** What to produce **
Which lines hold the word "this"? Copy each of them.

** Input records **
· · · ·

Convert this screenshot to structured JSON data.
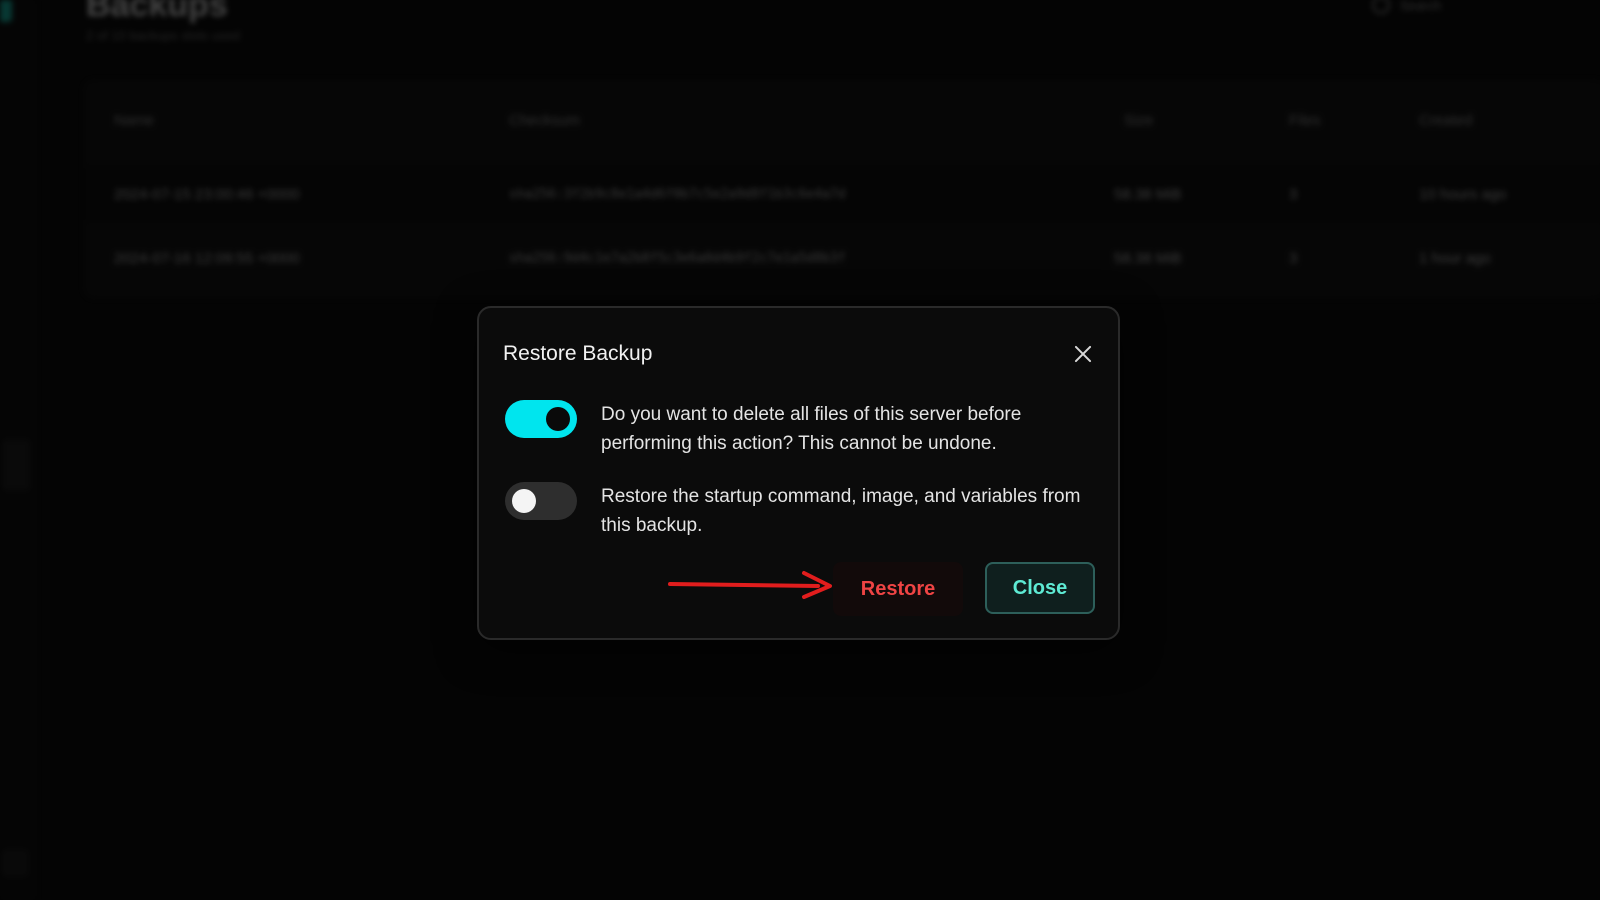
{
  "page": {
    "title": "Backups",
    "subtitle": "2 of 10 backups slots used",
    "search_placeholder": "Search"
  },
  "table": {
    "headers": [
      "Name",
      "Checksum",
      "Size",
      "Files",
      "Created"
    ],
    "rows": [
      {
        "name": "2024-07-15 23:00:46 +0000",
        "checksum": "sha256:3f2b9c8e1a4d6f0b7c5e2a9d8f1b3c6e4a7d",
        "size": "58.38 MiB",
        "files": "3",
        "created": "10 hours ago"
      },
      {
        "name": "2024-07-16 12:09:55 +0000",
        "checksum": "sha256:9d4c1e7a2b8f5c3e6a0d4b9f2c7e1a5d8b3f",
        "size": "58.38 MiB",
        "files": "3",
        "created": "1 hour ago"
      }
    ]
  },
  "modal": {
    "title": "Restore Backup",
    "options": [
      {
        "label": "Do you want to delete all files of this server before performing this action? This cannot be undone.",
        "enabled": true
      },
      {
        "label": "Restore the startup command, image, and variables from this backup.",
        "enabled": false
      }
    ],
    "restore_label": "Restore",
    "close_label": "Close"
  },
  "colors": {
    "accent": "#00e5ee",
    "danger": "#ef4444",
    "close_text": "#5eead4",
    "annotation": "#e11d1d"
  }
}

· · · ·

** Response **
Convert this screenshot to structured JSON data.
        "label": "Do you want to delete all files of this server before performing this action? This cannot be undone.",
        "label": "Restore the startup command, image, and variables from this backup.",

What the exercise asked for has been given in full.